■ **Given task**
Restate the data below word for word. Skip any images it contains.

■ **Raw records**

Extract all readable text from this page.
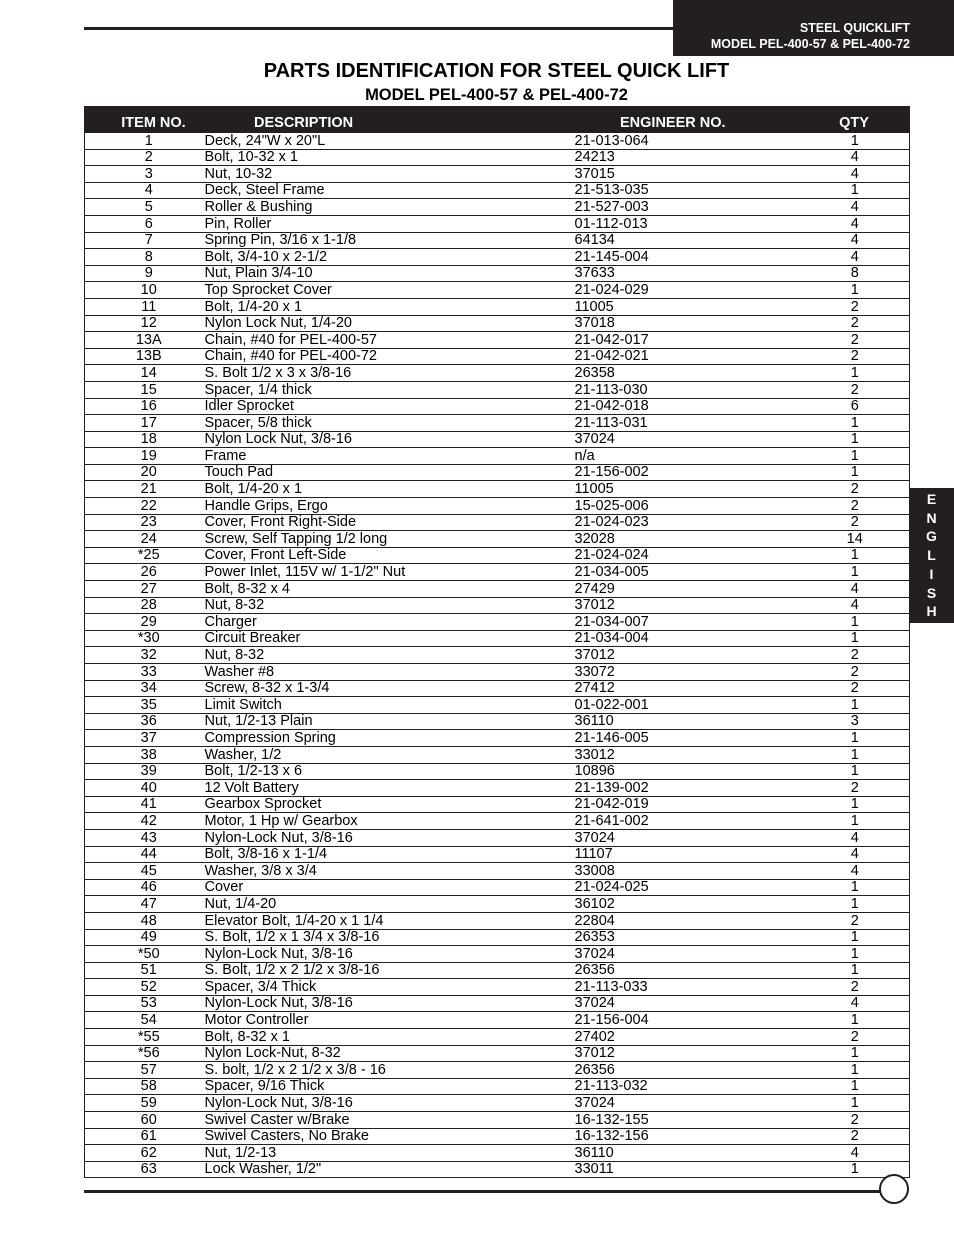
STEEL QUICKLIFT
MODEL PEL-400-57 & PEL-400-72
PARTS IDENTIFICATION FOR STEEL QUICK LIFT
MODEL PEL-400-57 & PEL-400-72
ITEM NO.	DESCRIPTION	ENGINEER NO.	QTY
1	Deck, 24"W x 20"L	21-013-064	1
2	Bolt, 10-32 x 1	24213	4
3	Nut, 10-32	37015	4
4	Deck, Steel Frame	21-513-035	1
5	Roller & Bushing	21-527-003	4
6	Pin, Roller	01-112-013	4
7	Spring Pin, 3/16 x 1-1/8	64134	4
8	Bolt, 3/4-10 x 2-1/2	21-145-004	4
9	Nut, Plain 3/4-10	37633	8
10	Top Sprocket Cover	21-024-029	1
11	Bolt, 1/4-20 x 1	11005	2
12	Nylon Lock Nut, 1/4-20	37018	2
13A	Chain, #40 for PEL-400-57	21-042-017	2
13B	Chain, #40 for PEL-400-72	21-042-021	2
14	S. Bolt 1/2 x 3 x 3/8-16	26358	1
15	Spacer, 1/4 thick	21-113-030	2
16	Idler Sprocket	21-042-018	6
17	Spacer, 5/8 thick	21-113-031	1
18	Nylon Lock Nut, 3/8-16	37024	1
19	Frame	n/a	1
20	Touch Pad	21-156-002	1
21	Bolt, 1/4-20 x 1	11005	2
22	Handle Grips, Ergo	15-025-006	2
23	Cover, Front Right-Side	21-024-023	2
24	Screw, Self Tapping 1/2 long	32028	14
*25	Cover, Front Left-Side	21-024-024	1
26	Power Inlet, 115V w/ 1-1/2" Nut	21-034-005	1
27	Bolt, 8-32 x 4	27429	4
28	Nut, 8-32	37012	4
29	Charger	21-034-007	1
*30	Circuit Breaker	21-034-004	1
32	Nut, 8-32	37012	2
33	Washer #8	33072	2
34	Screw, 8-32 x 1-3/4	27412	2
35	Limit Switch	01-022-001	1
36	Nut, 1/2-13 Plain	36110	3
37	Compression Spring	21-146-005	1
38	Washer, 1/2	33012	1
39	Bolt, 1/2-13 x 6	10896	1
40	12 Volt Battery	21-139-002	2
41	Gearbox Sprocket	21-042-019	1
42	Motor, 1 Hp w/ Gearbox	21-641-002	1
43	Nylon-Lock Nut, 3/8-16	37024	4
44	Bolt, 3/8-16 x 1-1/4	11107	4
45	Washer, 3/8 x 3/4	33008	4
46	Cover	21-024-025	1
47	Nut, 1/4-20	36102	1
48	Elevator Bolt, 1/4-20 x 1 1/4	22804	2
49	S. Bolt, 1/2 x 1 3/4 x 3/8-16	26353	1
*50	Nylon-Lock Nut, 3/8-16	37024	1
51	S. Bolt, 1/2 x 2 1/2 x 3/8-16	26356	1
52	Spacer, 3/4 Thick	21-113-033	2
53	Nylon-Lock Nut, 3/8-16	37024	4
54	Motor Controller	21-156-004	1
*55	Bolt, 8-32 x 1	27402	2
*56	Nylon Lock-Nut, 8-32	37012	1
57	S. bolt, 1/2 x 2 1/2 x 3/8 - 16	26356	1
58	Spacer, 9/16 Thick	21-113-032	1
59	Nylon-Lock Nut, 3/8-16	37024	1
60	Swivel Caster w/Brake	16-132-155	2
61	Swivel Casters, No Brake	16-132-156	2
62	Nut, 1/2-13	36110	4
63	Lock Washer, 1/2"	33011	1
E
N
G
L
I
S
H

■ **Full output**
Extract all readable text from this page.
STEEL QUICKLIFT
MODEL PEL-400-57 & PEL-400-72
PARTS IDENTIFICATION FOR STEEL QUICK LIFT
MODEL PEL-400-57 & PEL-400-72
ITEM NO.	DESCRIPTION	ENGINEER NO.	QTY
1	Deck, 24"W x 20"L	21-013-064	1
2	Bolt, 10-32 x 1	24213	4
3	Nut, 10-32	37015	4
4	Deck, Steel Frame	21-513-035	1
5	Roller & Bushing	21-527-003	4
6	Pin, Roller	01-112-013	4
7	Spring Pin, 3/16 x 1-1/8	64134	4
8	Bolt, 3/4-10 x 2-1/2	21-145-004	4
9	Nut, Plain 3/4-10	37633	8
10	Top Sprocket Cover	21-024-029	1
11	Bolt, 1/4-20 x 1	11005	2
12	Nylon Lock Nut, 1/4-20	37018	2
13A	Chain, #40 for PEL-400-57	21-042-017	2
13B	Chain, #40 for PEL-400-72	21-042-021	2
14	S. Bolt 1/2 x 3 x 3/8-16	26358	1
15	Spacer, 1/4 thick	21-113-030	2
16	Idler Sprocket	21-042-018	6
17	Spacer, 5/8 thick	21-113-031	1
18	Nylon Lock Nut, 3/8-16	37024	1
19	Frame	n/a	1
20	Touch Pad	21-156-002	1
21	Bolt, 1/4-20 x 1	11005	2
22	Handle Grips, Ergo	15-025-006	2
23	Cover, Front Right-Side	21-024-023	2
24	Screw, Self Tapping 1/2 long	32028	14
*25	Cover, Front Left-Side	21-024-024	1
26	Power Inlet, 115V w/ 1-1/2" Nut	21-034-005	1
27	Bolt, 8-32 x 4	27429	4
28	Nut, 8-32	37012	4
29	Charger	21-034-007	1
*30	Circuit Breaker	21-034-004	1
32	Nut, 8-32	37012	2
33	Washer #8	33072	2
34	Screw, 8-32 x 1-3/4	27412	2
35	Limit Switch	01-022-001	1
36	Nut, 1/2-13 Plain	36110	3
37	Compression Spring	21-146-005	1
38	Washer, 1/2	33012	1
39	Bolt, 1/2-13 x 6	10896	1
40	12 Volt Battery	21-139-002	2
41	Gearbox Sprocket	21-042-019	1
42	Motor, 1 Hp w/ Gearbox	21-641-002	1
43	Nylon-Lock Nut, 3/8-16	37024	4
44	Bolt, 3/8-16 x 1-1/4	11107	4
45	Washer, 3/8 x 3/4	33008	4
46	Cover	21-024-025	1
47	Nut, 1/4-20	36102	1
48	Elevator Bolt, 1/4-20 x 1 1/4	22804	2
49	S. Bolt, 1/2 x 1 3/4 x 3/8-16	26353	1
*50	Nylon-Lock Nut, 3/8-16	37024	1
51	S. Bolt, 1/2 x 2 1/2 x 3/8-16	26356	1
52	Spacer, 3/4 Thick	21-113-033	2
53	Nylon-Lock Nut, 3/8-16	37024	4
54	Motor Controller	21-156-004	1
*55	Bolt, 8-32 x 1	27402	2
*56	Nylon Lock-Nut, 8-32	37012	1
57	S. bolt, 1/2 x 2 1/2 x 3/8 - 16	26356	1
58	Spacer, 9/16 Thick	21-113-032	1
59	Nylon-Lock Nut, 3/8-16	37024	1
60	Swivel Caster w/Brake	16-132-155	2
61	Swivel Casters, No Brake	16-132-156	2
62	Nut, 1/2-13	36110	4
63	Lock Washer, 1/2"	33011	1
E
N
G
L
I
S
H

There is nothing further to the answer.